- To do
Leave out the pictures and reproduce all of the data exactly.

[begin Extracted records]

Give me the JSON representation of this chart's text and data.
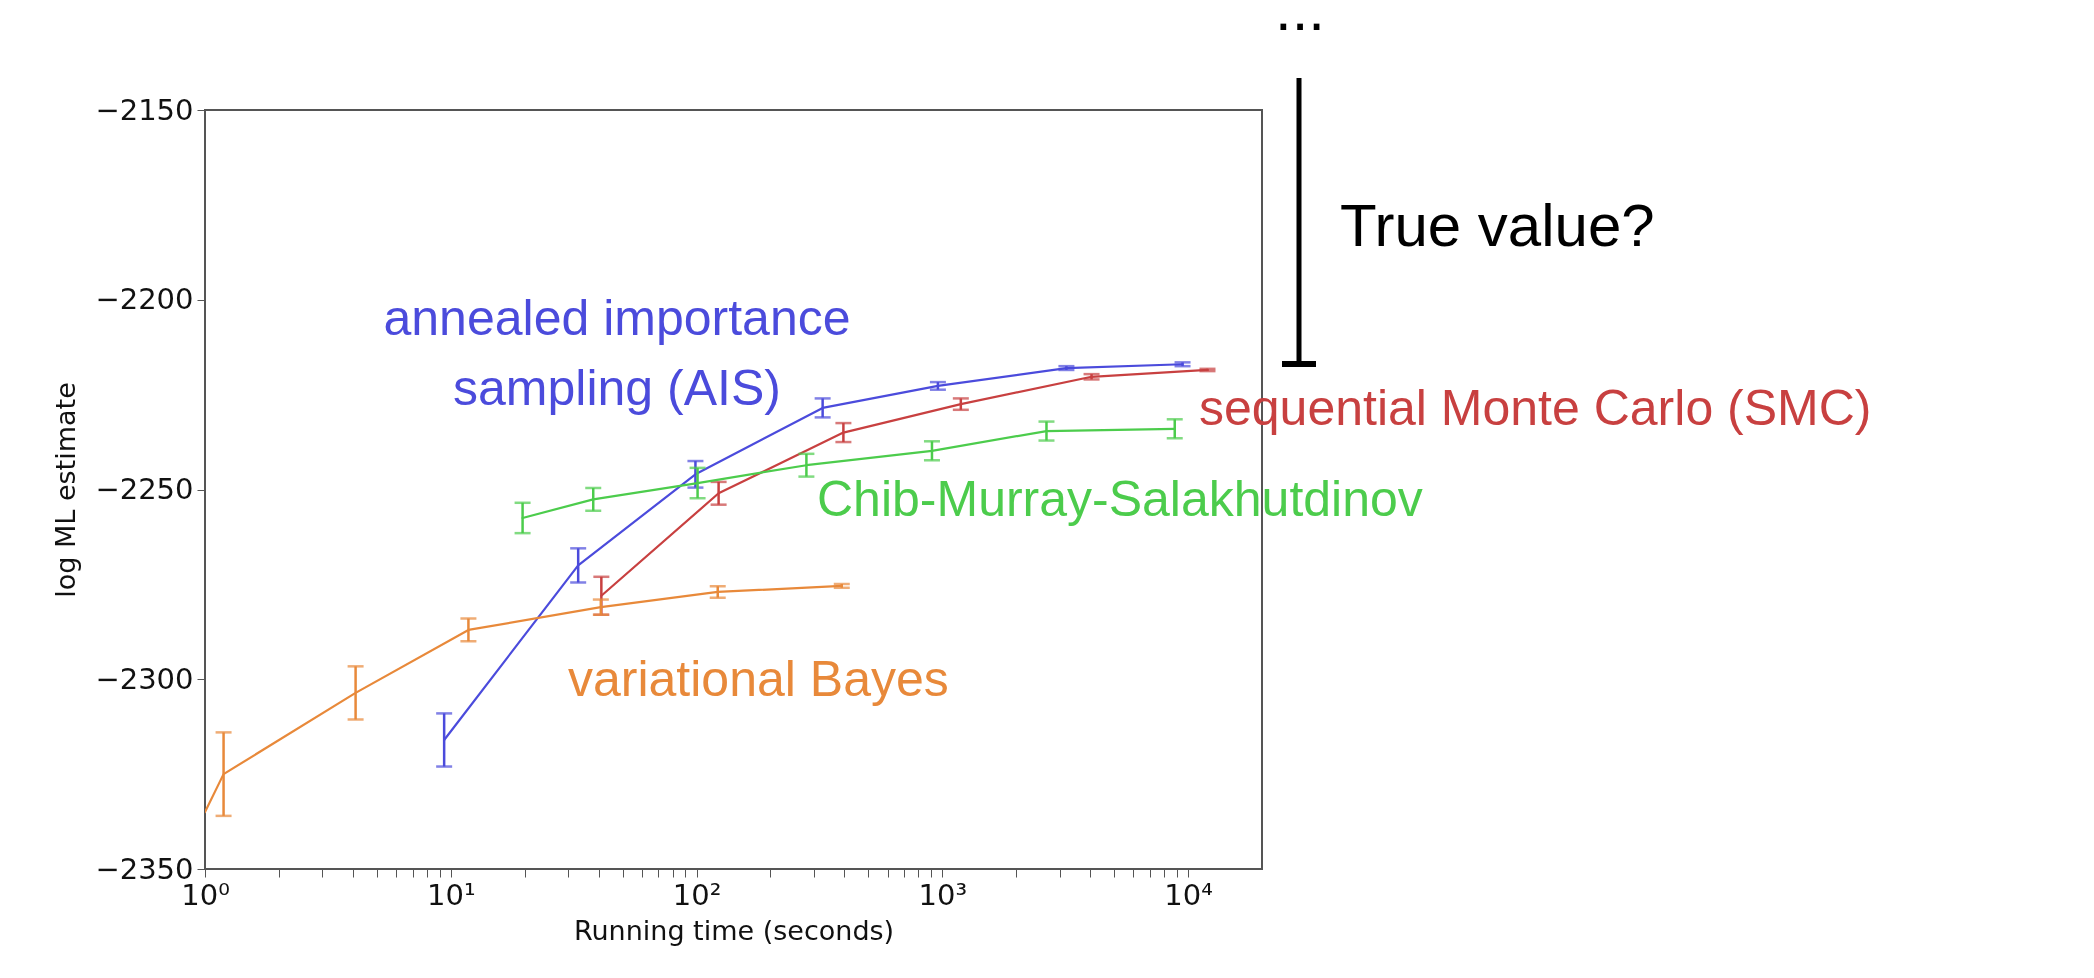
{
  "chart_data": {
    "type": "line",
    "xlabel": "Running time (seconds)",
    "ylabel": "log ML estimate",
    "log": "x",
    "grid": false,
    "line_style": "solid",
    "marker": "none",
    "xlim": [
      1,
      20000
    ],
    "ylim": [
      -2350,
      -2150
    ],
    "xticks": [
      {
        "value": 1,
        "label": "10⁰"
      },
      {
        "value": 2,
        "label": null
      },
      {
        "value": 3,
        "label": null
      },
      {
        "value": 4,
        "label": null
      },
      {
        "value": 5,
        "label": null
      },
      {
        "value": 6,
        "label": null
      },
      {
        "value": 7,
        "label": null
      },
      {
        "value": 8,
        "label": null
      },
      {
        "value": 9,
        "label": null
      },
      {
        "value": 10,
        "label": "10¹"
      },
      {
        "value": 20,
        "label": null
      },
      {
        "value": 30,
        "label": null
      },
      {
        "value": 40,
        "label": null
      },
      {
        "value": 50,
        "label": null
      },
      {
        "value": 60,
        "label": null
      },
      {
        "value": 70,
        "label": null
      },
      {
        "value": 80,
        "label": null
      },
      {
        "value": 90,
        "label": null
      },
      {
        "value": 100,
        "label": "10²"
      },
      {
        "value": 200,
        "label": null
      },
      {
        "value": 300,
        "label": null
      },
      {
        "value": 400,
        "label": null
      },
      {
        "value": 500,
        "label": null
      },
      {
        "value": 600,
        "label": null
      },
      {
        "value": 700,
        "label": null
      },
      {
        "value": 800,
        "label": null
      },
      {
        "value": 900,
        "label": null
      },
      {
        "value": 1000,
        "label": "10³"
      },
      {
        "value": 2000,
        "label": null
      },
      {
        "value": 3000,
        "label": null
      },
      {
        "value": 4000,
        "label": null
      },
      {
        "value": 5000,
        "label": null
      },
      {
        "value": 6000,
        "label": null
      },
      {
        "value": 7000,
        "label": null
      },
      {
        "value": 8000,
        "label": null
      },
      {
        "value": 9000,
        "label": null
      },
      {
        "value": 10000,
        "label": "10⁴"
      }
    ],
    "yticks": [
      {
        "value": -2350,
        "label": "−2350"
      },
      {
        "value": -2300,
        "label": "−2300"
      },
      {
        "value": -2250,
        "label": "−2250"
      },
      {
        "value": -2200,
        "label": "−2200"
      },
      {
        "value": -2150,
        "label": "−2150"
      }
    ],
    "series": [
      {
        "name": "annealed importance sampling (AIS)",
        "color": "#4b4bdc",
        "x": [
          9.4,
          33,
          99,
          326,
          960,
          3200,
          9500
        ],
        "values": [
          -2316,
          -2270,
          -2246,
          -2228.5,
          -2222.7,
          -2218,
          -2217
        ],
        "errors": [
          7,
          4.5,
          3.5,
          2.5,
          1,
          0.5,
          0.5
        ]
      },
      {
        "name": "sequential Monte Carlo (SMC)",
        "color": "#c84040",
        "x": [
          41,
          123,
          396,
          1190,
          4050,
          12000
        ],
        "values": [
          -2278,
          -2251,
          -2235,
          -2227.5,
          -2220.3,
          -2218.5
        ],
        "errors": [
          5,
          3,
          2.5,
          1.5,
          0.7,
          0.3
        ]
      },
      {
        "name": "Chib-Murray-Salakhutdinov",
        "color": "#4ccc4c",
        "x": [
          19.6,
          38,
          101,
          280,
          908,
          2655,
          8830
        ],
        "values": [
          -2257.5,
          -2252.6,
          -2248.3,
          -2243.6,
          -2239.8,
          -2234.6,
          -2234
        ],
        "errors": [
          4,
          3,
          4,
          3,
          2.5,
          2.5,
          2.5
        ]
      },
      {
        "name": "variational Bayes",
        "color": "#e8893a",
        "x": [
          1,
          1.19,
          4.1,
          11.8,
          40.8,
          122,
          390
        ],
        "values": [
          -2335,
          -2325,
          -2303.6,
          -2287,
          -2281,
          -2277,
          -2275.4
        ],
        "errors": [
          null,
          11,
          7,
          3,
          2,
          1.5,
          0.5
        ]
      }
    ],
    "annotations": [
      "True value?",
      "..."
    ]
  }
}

[end Extracted records]

- Completed exercise
Give me the JSON representation of this chart's text and data.
{
  "chart_data": {
    "type": "line",
    "xlabel": "Running time (seconds)",
    "ylabel": "log ML estimate",
    "log": "x",
    "grid": false,
    "line_style": "solid",
    "marker": "none",
    "xlim": [
      1,
      20000
    ],
    "ylim": [
      -2350,
      -2150
    ],
    "xticks": [
      {
        "value": 1,
        "label": "10⁰"
      },
      {
        "value": 2,
        "label": null
      },
      {
        "value": 3,
        "label": null
      },
      {
        "value": 4,
        "label": null
      },
      {
        "value": 5,
        "label": null
      },
      {
        "value": 6,
        "label": null
      },
      {
        "value": 7,
        "label": null
      },
      {
        "value": 8,
        "label": null
      },
      {
        "value": 9,
        "label": null
      },
      {
        "value": 10,
        "label": "10¹"
      },
      {
        "value": 20,
        "label": null
      },
      {
        "value": 30,
        "label": null
      },
      {
        "value": 40,
        "label": null
      },
      {
        "value": 50,
        "label": null
      },
      {
        "value": 60,
        "label": null
      },
      {
        "value": 70,
        "label": null
      },
      {
        "value": 80,
        "label": null
      },
      {
        "value": 90,
        "label": null
      },
      {
        "value": 100,
        "label": "10²"
      },
      {
        "value": 200,
        "label": null
      },
      {
        "value": 300,
        "label": null
      },
      {
        "value": 400,
        "label": null
      },
      {
        "value": 500,
        "label": null
      },
      {
        "value": 600,
        "label": null
      },
      {
        "value": 700,
        "label": null
      },
      {
        "value": 800,
        "label": null
      },
      {
        "value": 900,
        "label": null
      },
      {
        "value": 1000,
        "label": "10³"
      },
      {
        "value": 2000,
        "label": null
      },
      {
        "value": 3000,
        "label": null
      },
      {
        "value": 4000,
        "label": null
      },
      {
        "value": 5000,
        "label": null
      },
      {
        "value": 6000,
        "label": null
      },
      {
        "value": 7000,
        "label": null
      },
      {
        "value": 8000,
        "label": null
      },
      {
        "value": 9000,
        "label": null
      },
      {
        "value": 10000,
        "label": "10⁴"
      }
    ],
    "yticks": [
      {
        "value": -2350,
        "label": "−2350"
      },
      {
        "value": -2300,
        "label": "−2300"
      },
      {
        "value": -2250,
        "label": "−2250"
      },
      {
        "value": -2200,
        "label": "−2200"
      },
      {
        "value": -2150,
        "label": "−2150"
      }
    ],
    "series": [
      {
        "name": "annealed importance sampling (AIS)",
        "color": "#4b4bdc",
        "x": [
          9.4,
          33,
          99,
          326,
          960,
          3200,
          9500
        ],
        "values": [
          -2316,
          -2270,
          -2246,
          -2228.5,
          -2222.7,
          -2218,
          -2217
        ],
        "errors": [
          7,
          4.5,
          3.5,
          2.5,
          1,
          0.5,
          0.5
        ]
      },
      {
        "name": "sequential Monte Carlo (SMC)",
        "color": "#c84040",
        "x": [
          41,
          123,
          396,
          1190,
          4050,
          12000
        ],
        "values": [
          -2278,
          -2251,
          -2235,
          -2227.5,
          -2220.3,
          -2218.5
        ],
        "errors": [
          5,
          3,
          2.5,
          1.5,
          0.7,
          0.3
        ]
      },
      {
        "name": "Chib-Murray-Salakhutdinov",
        "color": "#4ccc4c",
        "x": [
          19.6,
          38,
          101,
          280,
          908,
          2655,
          8830
        ],
        "values": [
          -2257.5,
          -2252.6,
          -2248.3,
          -2243.6,
          -2239.8,
          -2234.6,
          -2234
        ],
        "errors": [
          4,
          3,
          4,
          3,
          2.5,
          2.5,
          2.5
        ]
      },
      {
        "name": "variational Bayes",
        "color": "#e8893a",
        "x": [
          1,
          1.19,
          4.1,
          11.8,
          40.8,
          122,
          390
        ],
        "values": [
          -2335,
          -2325,
          -2303.6,
          -2287,
          -2281,
          -2277,
          -2275.4
        ],
        "errors": [
          null,
          11,
          7,
          3,
          2,
          1.5,
          0.5
        ]
      }
    ],
    "annotations": [
      "True value?",
      "..."
    ]
  }
}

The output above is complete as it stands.